**Extracted material**:

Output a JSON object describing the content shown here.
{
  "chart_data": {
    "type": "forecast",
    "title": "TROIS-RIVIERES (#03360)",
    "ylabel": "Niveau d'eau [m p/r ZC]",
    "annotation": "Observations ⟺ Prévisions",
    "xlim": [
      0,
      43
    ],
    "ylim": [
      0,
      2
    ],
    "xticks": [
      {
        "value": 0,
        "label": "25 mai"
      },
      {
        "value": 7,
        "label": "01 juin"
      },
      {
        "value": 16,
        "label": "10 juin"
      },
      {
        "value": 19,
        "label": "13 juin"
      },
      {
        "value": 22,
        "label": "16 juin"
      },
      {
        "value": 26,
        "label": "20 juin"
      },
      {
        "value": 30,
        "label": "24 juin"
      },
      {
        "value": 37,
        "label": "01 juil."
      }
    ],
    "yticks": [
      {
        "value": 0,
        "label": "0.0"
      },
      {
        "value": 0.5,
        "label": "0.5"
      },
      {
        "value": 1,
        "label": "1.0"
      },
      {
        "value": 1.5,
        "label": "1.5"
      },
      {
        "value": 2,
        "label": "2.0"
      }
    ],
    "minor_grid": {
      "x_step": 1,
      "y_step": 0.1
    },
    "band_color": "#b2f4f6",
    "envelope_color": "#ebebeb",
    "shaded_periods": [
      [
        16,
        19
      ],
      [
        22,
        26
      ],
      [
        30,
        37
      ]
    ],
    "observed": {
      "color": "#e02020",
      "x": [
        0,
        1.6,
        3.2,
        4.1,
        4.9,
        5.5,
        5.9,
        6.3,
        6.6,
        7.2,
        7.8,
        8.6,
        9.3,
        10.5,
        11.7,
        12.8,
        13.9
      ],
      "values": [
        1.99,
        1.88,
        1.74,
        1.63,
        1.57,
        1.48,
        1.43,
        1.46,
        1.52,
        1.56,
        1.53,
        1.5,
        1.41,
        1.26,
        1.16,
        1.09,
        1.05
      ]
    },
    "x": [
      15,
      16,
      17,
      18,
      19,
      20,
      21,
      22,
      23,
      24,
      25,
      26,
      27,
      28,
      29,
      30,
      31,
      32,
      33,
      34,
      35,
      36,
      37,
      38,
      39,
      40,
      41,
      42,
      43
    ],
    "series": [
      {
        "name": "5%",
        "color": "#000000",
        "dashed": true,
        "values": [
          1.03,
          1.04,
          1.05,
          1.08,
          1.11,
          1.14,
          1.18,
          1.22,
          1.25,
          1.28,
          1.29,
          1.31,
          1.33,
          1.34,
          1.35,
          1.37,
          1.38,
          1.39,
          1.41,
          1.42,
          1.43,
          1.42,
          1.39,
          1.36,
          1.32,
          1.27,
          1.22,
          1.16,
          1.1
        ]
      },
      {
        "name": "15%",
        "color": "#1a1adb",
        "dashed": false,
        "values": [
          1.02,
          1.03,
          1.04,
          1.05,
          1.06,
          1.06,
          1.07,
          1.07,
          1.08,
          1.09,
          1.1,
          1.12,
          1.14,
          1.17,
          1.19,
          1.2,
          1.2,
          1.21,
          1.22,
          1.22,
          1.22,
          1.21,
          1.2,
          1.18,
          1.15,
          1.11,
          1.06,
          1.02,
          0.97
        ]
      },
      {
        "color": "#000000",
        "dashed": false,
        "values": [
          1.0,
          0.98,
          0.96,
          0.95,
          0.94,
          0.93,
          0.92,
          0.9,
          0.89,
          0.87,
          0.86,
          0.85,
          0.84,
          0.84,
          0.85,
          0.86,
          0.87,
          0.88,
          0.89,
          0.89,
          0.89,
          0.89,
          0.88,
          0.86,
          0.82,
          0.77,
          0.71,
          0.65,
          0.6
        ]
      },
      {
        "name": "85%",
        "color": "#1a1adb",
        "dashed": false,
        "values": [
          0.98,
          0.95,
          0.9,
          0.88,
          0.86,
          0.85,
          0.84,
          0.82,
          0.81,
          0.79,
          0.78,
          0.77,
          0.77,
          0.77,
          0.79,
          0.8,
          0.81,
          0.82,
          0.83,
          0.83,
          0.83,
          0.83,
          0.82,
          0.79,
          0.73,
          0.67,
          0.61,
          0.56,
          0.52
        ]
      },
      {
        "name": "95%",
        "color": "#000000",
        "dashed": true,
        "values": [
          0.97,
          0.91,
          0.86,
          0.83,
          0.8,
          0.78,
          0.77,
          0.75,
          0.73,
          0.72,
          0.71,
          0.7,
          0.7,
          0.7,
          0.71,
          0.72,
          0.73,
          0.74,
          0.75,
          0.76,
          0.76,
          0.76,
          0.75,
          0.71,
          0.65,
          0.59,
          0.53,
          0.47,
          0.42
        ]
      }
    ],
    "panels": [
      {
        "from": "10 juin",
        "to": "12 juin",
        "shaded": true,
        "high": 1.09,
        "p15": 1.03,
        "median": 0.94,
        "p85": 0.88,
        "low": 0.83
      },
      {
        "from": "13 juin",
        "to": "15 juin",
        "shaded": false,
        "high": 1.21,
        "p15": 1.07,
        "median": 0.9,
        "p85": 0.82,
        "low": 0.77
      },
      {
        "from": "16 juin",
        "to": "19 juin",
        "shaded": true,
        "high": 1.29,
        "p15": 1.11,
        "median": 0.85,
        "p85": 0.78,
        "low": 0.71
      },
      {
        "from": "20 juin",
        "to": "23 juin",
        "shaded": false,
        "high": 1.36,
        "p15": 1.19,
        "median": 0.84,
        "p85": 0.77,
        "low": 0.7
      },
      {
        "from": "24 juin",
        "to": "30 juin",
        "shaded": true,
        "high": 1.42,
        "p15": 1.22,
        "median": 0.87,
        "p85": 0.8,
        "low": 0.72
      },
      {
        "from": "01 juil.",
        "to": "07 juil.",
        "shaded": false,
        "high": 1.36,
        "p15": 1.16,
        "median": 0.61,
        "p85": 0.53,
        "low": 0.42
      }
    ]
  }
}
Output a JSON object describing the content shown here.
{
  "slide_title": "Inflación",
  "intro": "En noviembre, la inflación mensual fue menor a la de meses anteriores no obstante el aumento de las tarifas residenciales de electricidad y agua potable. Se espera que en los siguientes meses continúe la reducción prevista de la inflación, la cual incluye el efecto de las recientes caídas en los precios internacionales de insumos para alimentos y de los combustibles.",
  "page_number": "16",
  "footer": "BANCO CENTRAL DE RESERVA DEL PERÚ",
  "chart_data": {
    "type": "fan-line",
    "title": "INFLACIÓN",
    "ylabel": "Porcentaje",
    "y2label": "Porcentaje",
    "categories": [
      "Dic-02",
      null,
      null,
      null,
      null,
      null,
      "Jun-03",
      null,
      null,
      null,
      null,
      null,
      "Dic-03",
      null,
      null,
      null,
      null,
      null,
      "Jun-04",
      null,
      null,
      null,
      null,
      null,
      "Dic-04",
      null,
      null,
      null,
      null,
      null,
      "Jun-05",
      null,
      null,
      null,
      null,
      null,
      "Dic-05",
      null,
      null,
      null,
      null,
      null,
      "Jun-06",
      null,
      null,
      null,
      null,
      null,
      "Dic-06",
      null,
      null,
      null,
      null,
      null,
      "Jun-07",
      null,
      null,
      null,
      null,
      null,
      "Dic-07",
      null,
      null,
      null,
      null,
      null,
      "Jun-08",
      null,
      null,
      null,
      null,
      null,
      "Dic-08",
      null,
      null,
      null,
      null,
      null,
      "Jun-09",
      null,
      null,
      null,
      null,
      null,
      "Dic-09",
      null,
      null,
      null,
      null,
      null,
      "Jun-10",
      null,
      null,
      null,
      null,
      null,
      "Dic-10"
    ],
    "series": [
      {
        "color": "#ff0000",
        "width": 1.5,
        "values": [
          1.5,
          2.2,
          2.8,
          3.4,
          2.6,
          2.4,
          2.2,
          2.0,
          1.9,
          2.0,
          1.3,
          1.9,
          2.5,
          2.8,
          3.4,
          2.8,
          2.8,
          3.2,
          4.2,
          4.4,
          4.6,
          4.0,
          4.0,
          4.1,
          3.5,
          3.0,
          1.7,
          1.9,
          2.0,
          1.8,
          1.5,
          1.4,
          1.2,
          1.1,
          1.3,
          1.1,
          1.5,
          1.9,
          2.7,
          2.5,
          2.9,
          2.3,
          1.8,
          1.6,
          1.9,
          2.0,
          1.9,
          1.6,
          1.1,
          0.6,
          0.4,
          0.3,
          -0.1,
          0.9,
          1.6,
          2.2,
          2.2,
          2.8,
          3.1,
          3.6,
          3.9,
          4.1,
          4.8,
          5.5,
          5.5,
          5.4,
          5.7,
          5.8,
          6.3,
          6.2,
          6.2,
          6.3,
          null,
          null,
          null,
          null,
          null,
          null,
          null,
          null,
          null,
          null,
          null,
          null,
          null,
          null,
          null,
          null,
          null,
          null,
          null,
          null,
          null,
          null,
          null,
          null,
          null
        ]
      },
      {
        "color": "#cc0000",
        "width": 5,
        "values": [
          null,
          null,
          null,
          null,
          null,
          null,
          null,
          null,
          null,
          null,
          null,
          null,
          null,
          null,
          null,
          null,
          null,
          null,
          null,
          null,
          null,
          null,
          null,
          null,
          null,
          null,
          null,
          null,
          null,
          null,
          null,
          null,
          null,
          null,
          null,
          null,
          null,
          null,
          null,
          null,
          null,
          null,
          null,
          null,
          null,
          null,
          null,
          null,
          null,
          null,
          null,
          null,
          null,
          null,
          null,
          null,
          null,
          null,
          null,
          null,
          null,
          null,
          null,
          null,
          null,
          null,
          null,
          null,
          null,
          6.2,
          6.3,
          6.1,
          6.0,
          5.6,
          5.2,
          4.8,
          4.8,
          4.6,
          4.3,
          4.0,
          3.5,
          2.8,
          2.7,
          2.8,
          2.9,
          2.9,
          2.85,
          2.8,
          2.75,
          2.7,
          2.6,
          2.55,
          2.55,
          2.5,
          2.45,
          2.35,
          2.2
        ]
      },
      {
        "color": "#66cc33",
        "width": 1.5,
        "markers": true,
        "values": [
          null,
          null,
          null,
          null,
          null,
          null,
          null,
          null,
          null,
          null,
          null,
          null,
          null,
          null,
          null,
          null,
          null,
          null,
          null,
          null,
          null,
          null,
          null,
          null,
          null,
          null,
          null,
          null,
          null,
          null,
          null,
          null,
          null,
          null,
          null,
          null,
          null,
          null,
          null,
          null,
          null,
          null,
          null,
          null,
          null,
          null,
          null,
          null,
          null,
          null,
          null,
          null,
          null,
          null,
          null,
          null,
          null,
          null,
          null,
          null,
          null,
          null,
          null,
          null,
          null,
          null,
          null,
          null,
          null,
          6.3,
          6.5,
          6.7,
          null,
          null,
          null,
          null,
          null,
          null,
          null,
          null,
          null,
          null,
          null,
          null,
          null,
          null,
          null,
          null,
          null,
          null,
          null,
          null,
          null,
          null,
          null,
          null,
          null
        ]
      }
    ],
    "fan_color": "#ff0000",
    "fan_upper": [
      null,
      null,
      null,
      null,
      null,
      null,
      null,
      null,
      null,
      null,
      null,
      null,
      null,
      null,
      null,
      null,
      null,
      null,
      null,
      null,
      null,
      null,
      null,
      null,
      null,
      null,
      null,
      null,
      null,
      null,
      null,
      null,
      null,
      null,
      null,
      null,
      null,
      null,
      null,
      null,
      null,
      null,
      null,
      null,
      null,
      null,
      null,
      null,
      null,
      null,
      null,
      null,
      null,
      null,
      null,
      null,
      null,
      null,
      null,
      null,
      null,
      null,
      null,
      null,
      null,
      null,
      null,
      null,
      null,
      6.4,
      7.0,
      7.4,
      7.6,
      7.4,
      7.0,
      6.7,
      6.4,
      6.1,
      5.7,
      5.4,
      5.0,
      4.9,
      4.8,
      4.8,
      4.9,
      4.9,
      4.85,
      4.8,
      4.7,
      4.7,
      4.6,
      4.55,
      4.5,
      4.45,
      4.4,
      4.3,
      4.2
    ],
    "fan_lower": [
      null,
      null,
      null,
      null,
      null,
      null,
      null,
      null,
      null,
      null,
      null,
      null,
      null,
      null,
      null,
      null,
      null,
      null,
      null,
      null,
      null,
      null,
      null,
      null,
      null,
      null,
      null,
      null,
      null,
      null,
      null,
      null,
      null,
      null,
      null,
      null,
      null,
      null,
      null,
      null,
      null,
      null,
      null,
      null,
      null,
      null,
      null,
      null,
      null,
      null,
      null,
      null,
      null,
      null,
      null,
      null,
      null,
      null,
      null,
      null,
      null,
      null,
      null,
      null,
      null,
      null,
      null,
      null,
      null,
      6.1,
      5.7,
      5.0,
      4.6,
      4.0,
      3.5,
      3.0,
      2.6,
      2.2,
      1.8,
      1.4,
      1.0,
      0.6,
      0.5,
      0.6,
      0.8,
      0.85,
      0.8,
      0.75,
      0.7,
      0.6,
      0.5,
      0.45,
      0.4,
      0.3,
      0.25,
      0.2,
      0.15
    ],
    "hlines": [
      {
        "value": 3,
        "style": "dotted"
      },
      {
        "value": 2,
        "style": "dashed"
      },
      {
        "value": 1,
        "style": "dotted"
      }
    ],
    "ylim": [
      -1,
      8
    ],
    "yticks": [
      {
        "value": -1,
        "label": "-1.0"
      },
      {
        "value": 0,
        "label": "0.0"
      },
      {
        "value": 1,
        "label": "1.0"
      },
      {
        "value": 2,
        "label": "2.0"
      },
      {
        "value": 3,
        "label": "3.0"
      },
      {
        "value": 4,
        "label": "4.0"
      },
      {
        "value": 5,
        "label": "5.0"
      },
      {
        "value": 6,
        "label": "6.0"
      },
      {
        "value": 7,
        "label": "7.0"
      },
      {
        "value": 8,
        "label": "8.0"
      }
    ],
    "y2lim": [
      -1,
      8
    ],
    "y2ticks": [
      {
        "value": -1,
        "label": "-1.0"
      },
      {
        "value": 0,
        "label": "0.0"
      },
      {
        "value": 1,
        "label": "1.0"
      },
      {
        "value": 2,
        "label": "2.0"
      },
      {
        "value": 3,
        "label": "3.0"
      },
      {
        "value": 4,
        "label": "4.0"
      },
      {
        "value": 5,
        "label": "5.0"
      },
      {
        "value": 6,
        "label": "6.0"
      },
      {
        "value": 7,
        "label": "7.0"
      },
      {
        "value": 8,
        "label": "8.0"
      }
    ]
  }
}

**What is being asked**:
Identify every line above that includes the word "from", and show those lines.

**Worked solution**:
        "from": "10 juin",
        "from": "13 juin",
        "from": "16 juin",
        "from": "20 juin",
        "from": "24 juin",
        "from": "01 juil.",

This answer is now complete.